**What you should do**
Find the string "JSON" in the listing and report every line that has it.

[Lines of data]
** BEGIN **
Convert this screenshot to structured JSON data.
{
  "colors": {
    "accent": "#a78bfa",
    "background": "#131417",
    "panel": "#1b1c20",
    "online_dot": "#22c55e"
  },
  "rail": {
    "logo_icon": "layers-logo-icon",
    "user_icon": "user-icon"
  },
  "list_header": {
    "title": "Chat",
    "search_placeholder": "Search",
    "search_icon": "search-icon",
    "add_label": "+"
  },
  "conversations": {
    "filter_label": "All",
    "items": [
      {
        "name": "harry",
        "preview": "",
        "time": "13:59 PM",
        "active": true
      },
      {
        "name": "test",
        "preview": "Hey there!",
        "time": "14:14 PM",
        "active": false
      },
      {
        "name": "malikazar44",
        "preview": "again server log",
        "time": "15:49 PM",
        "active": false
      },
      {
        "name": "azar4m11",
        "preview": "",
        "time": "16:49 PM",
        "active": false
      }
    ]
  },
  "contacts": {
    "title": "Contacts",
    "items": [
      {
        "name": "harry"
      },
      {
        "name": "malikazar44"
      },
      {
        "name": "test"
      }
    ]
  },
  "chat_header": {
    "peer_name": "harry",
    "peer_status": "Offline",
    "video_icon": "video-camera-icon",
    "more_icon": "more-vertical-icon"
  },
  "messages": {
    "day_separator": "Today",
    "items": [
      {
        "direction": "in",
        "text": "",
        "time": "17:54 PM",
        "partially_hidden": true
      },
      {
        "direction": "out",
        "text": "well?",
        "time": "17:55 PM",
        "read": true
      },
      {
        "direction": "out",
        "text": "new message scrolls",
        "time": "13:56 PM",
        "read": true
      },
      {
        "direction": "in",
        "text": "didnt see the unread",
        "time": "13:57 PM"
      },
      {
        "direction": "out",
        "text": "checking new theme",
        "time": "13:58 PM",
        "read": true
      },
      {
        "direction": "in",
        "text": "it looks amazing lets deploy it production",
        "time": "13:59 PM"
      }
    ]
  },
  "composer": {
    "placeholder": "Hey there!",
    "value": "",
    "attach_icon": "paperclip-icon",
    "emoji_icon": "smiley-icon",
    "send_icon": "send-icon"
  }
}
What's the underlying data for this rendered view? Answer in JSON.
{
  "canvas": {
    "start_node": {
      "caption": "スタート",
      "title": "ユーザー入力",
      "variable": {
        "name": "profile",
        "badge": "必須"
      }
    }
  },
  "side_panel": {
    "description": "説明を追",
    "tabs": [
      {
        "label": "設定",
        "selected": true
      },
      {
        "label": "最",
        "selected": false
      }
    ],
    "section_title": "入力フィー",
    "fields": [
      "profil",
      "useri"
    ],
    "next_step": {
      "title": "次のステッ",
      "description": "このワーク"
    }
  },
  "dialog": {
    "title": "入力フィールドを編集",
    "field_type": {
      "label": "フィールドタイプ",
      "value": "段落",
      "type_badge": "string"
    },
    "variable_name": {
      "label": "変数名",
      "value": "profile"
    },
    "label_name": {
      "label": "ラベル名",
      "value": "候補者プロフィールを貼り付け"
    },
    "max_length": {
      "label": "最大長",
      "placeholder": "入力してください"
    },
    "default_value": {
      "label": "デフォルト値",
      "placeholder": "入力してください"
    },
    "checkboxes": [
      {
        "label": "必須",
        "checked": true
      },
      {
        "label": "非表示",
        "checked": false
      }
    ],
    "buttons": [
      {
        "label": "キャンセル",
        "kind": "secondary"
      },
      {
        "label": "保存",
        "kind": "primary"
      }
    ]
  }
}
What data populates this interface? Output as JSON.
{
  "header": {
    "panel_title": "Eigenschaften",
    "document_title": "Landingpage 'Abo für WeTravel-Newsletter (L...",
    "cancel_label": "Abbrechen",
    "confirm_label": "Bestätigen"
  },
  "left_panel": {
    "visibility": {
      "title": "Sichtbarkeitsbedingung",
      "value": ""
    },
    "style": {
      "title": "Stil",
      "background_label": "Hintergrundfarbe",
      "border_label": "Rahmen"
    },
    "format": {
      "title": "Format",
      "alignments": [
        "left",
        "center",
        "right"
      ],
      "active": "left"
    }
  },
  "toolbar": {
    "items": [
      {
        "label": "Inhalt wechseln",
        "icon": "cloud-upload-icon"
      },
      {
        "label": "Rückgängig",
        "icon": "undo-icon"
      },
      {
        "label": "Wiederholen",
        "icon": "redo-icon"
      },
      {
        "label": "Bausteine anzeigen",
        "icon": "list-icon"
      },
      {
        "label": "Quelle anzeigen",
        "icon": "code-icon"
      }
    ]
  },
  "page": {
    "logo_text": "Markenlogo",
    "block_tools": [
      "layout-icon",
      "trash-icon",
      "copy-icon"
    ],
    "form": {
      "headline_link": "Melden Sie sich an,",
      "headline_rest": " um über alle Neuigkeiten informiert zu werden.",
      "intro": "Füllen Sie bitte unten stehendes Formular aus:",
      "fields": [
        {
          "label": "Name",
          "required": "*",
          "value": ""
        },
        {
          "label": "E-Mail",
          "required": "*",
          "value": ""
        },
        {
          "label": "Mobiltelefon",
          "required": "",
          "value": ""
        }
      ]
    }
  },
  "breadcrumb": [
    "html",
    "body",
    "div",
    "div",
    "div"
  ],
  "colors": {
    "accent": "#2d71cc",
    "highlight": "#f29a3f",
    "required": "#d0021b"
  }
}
** END **
**Solution to this task**
Convert this screenshot to structured JSON data.
What's the underlying data for this rendered view? Answer in JSON.
What data populates this interface? Output as JSON.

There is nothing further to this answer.